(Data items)
— begin —

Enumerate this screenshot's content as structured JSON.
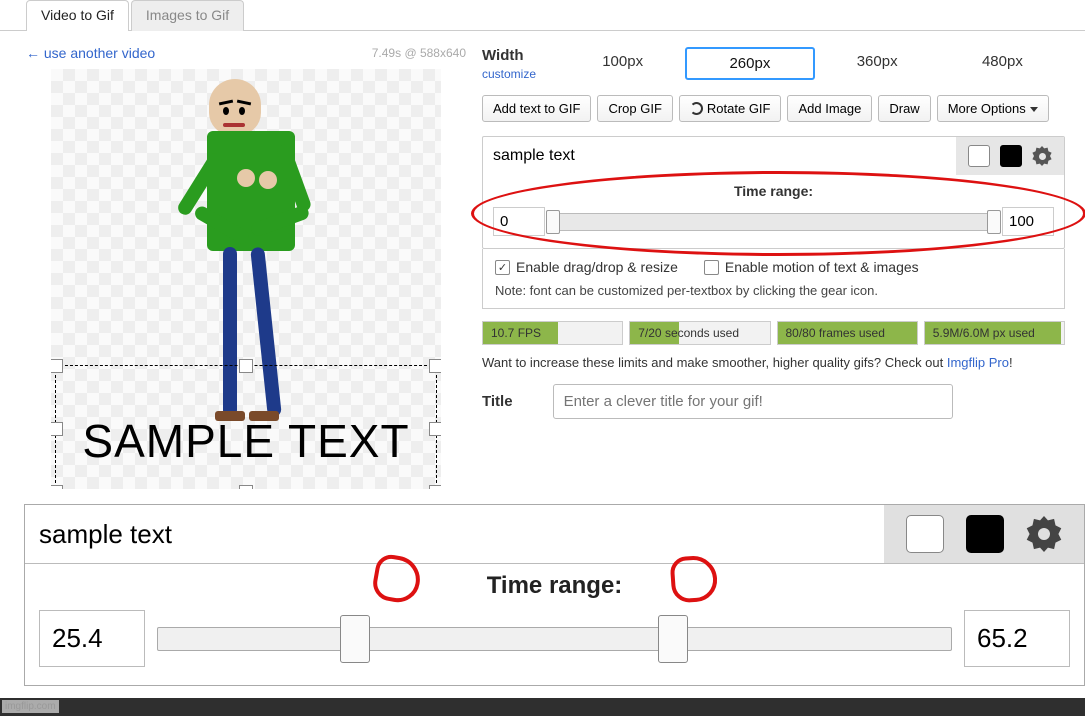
{
  "tabs": {
    "video": "Video to Gif",
    "images": "Images to Gif"
  },
  "use_another": "← use another video",
  "source_dims": "7.49s @ 588x640",
  "overlay_text": "SAMPLE TEXT",
  "width": {
    "label": "Width",
    "customize": "customize",
    "options": [
      "100px",
      "260px",
      "360px",
      "480px"
    ],
    "selected": "260px"
  },
  "toolbar": {
    "add_text": "Add text to GIF",
    "crop": "Crop GIF",
    "rotate": "Rotate GIF",
    "add_image": "Add Image",
    "draw": "Draw",
    "more": "More Options"
  },
  "textbox": {
    "value": "sample text",
    "colors": {
      "fg": "#ffffff",
      "outline": "#000000"
    }
  },
  "time_range": {
    "label": "Time range:",
    "start": "0",
    "end": "100"
  },
  "checks": {
    "drag_label": "Enable drag/drop & resize",
    "drag_checked": true,
    "motion_label": "Enable motion of text & images",
    "motion_checked": false,
    "note": "Note: font can be customized per-textbox by clicking the gear icon."
  },
  "stats": {
    "fps": {
      "text": "10.7 FPS",
      "pct": 54
    },
    "seconds": {
      "text": "7/20 seconds used",
      "pct": 35
    },
    "frames": {
      "text": "80/80 frames used",
      "pct": 100
    },
    "px": {
      "text": "5.9M/6.0M px used",
      "pct": 98
    }
  },
  "promo": {
    "text": "Want to increase these limits and make smoother, higher quality gifs? Check out ",
    "link": "Imgflip Pro",
    "suffix": "!"
  },
  "title": {
    "label": "Title",
    "placeholder": "Enter a clever title for your gif!"
  },
  "zoom": {
    "text_value": "sample text",
    "range_label": "Time range:",
    "start": "25.4",
    "end": "65.2"
  },
  "watermark": "imgflip.com"
}
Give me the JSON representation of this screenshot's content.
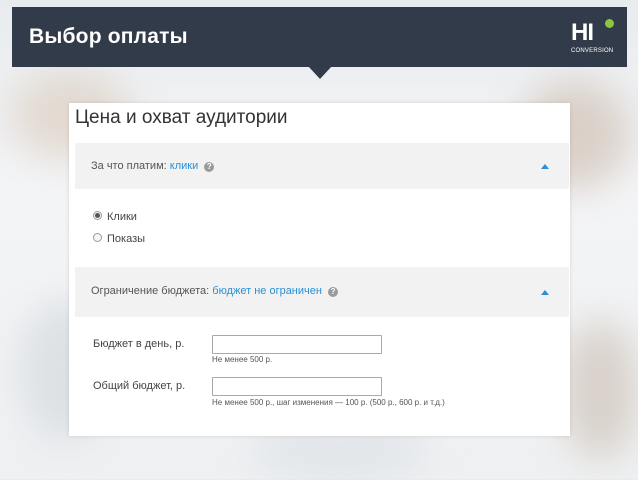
{
  "header": {
    "title": "Выбор оплаты",
    "logo_main": "HI",
    "logo_sub": "CONVERSION"
  },
  "panel": {
    "title": "Цена и охват аудитории",
    "payment_section": {
      "label": "За что платим:",
      "value": "клики",
      "help_icon": "question-icon",
      "options": [
        {
          "label": "Клики",
          "checked": true
        },
        {
          "label": "Показы",
          "checked": false
        }
      ]
    },
    "budget_section": {
      "label": "Ограничение бюджета:",
      "value": "бюджет не ограничен",
      "help_icon": "question-icon",
      "fields": [
        {
          "label": "Бюджет в день, р.",
          "value": "",
          "hint": "Не менее 500 р."
        },
        {
          "label": "Общий бюджет, р.",
          "value": "",
          "hint": "Не менее 500 р., шаг изменения — 100 р. (500 р., 600 р. и т.д.)"
        }
      ]
    }
  },
  "colors": {
    "header_bg": "#323b4a",
    "accent": "#2a8fd6",
    "logo_dot": "#8cc63f"
  }
}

— end —

### SET TASK
Copy out all the data without changing anything, and drop the pictures.

### TASK RESPONSE
Enumerate this screenshot's content as structured JSON.
{
  "tabs": {
    "video": "Video to Gif",
    "images": "Images to Gif"
  },
  "use_another": "← use another video",
  "source_dims": "7.49s @ 588x640",
  "overlay_text": "SAMPLE TEXT",
  "width": {
    "label": "Width",
    "customize": "customize",
    "options": [
      "100px",
      "260px",
      "360px",
      "480px"
    ],
    "selected": "260px"
  },
  "toolbar": {
    "add_text": "Add text to GIF",
    "crop": "Crop GIF",
    "rotate": "Rotate GIF",
    "add_image": "Add Image",
    "draw": "Draw",
    "more": "More Options"
  },
  "textbox": {
    "value": "sample text",
    "colors": {
      "fg": "#ffffff",
      "outline": "#000000"
    }
  },
  "time_range": {
    "label": "Time range:",
    "start": "0",
    "end": "100"
  },
  "checks": {
    "drag_label": "Enable drag/drop & resize",
    "drag_checked": true,
    "motion_label": "Enable motion of text & images",
    "motion_checked": false,
    "note": "Note: font can be customized per-textbox by clicking the gear icon."
  },
  "stats": {
    "fps": {
      "text": "10.7 FPS",
      "pct": 54
    },
    "seconds": {
      "text": "7/20 seconds used",
      "pct": 35
    },
    "frames": {
      "text": "80/80 frames used",
      "pct": 100
    },
    "px": {
      "text": "5.9M/6.0M px used",
      "pct": 98
    }
  },
  "promo": {
    "text": "Want to increase these limits and make smoother, higher quality gifs? Check out ",
    "link": "Imgflip Pro",
    "suffix": "!"
  },
  "title": {
    "label": "Title",
    "placeholder": "Enter a clever title for your gif!"
  },
  "zoom": {
    "text_value": "sample text",
    "range_label": "Time range:",
    "start": "25.4",
    "end": "65.2"
  },
  "watermark": "imgflip.com"
}
Give me the JSON representation of this screenshot's content.
{
  "header": {
    "title": "Выбор оплаты",
    "logo_main": "HI",
    "logo_sub": "CONVERSION"
  },
  "panel": {
    "title": "Цена и охват аудитории",
    "payment_section": {
      "label": "За что платим:",
      "value": "клики",
      "help_icon": "question-icon",
      "options": [
        {
          "label": "Клики",
          "checked": true
        },
        {
          "label": "Показы",
          "checked": false
        }
      ]
    },
    "budget_section": {
      "label": "Ограничение бюджета:",
      "value": "бюджет не ограничен",
      "help_icon": "question-icon",
      "fields": [
        {
          "label": "Бюджет в день, р.",
          "value": "",
          "hint": "Не менее 500 р."
        },
        {
          "label": "Общий бюджет, р.",
          "value": "",
          "hint": "Не менее 500 р., шаг изменения — 100 р. (500 р., 600 р. и т.д.)"
        }
      ]
    }
  },
  "colors": {
    "header_bg": "#323b4a",
    "accent": "#2a8fd6",
    "logo_dot": "#8cc63f"
  }
}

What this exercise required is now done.